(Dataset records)

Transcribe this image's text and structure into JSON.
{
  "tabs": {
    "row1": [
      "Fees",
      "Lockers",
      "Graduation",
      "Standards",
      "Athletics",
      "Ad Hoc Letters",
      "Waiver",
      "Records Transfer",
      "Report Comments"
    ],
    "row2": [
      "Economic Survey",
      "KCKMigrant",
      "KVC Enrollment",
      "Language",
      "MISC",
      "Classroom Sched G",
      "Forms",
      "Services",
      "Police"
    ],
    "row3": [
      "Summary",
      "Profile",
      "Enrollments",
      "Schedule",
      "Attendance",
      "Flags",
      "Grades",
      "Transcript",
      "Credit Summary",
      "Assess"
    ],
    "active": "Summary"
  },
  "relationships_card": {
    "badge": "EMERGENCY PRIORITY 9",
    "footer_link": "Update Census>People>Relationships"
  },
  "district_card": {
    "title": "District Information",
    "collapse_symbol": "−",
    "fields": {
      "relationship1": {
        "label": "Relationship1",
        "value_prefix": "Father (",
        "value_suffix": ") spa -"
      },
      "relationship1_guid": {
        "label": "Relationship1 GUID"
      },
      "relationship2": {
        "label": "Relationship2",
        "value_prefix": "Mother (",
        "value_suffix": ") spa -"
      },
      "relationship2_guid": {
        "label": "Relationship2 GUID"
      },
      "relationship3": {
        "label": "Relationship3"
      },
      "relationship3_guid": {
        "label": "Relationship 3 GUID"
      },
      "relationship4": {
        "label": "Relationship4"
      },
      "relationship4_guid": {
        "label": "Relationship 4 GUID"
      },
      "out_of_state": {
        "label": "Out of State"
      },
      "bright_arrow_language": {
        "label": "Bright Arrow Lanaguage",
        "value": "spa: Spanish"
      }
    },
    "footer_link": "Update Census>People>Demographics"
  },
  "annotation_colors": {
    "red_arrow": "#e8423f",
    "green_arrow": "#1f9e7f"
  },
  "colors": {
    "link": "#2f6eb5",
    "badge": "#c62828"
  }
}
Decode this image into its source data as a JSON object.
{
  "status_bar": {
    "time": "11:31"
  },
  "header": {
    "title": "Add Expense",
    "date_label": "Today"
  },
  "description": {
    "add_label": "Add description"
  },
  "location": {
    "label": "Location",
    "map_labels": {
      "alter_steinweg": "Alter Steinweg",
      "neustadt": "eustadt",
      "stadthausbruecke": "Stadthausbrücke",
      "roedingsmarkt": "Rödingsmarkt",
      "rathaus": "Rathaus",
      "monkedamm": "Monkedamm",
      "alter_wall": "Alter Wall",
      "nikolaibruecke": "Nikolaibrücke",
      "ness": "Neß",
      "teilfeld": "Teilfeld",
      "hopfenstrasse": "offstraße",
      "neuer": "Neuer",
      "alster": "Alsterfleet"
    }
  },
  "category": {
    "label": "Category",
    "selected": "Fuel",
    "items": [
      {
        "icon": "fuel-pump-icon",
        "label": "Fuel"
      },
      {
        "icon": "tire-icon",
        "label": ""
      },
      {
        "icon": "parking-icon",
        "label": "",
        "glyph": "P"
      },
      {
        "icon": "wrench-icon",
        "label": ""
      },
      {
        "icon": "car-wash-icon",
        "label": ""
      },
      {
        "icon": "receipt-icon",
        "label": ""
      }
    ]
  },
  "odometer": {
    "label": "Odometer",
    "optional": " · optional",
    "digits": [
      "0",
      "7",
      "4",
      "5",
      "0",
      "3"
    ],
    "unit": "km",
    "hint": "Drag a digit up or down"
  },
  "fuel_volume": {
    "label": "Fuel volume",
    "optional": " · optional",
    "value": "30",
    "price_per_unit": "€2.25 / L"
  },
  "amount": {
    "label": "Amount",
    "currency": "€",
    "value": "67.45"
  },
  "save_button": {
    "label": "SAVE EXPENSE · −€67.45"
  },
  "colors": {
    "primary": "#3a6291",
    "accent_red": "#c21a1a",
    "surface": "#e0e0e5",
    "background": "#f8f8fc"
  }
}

Aim. Identify lines with the string "description". Copy each one.

Solution for this task.
  "description": {
    "add_label": "Add description"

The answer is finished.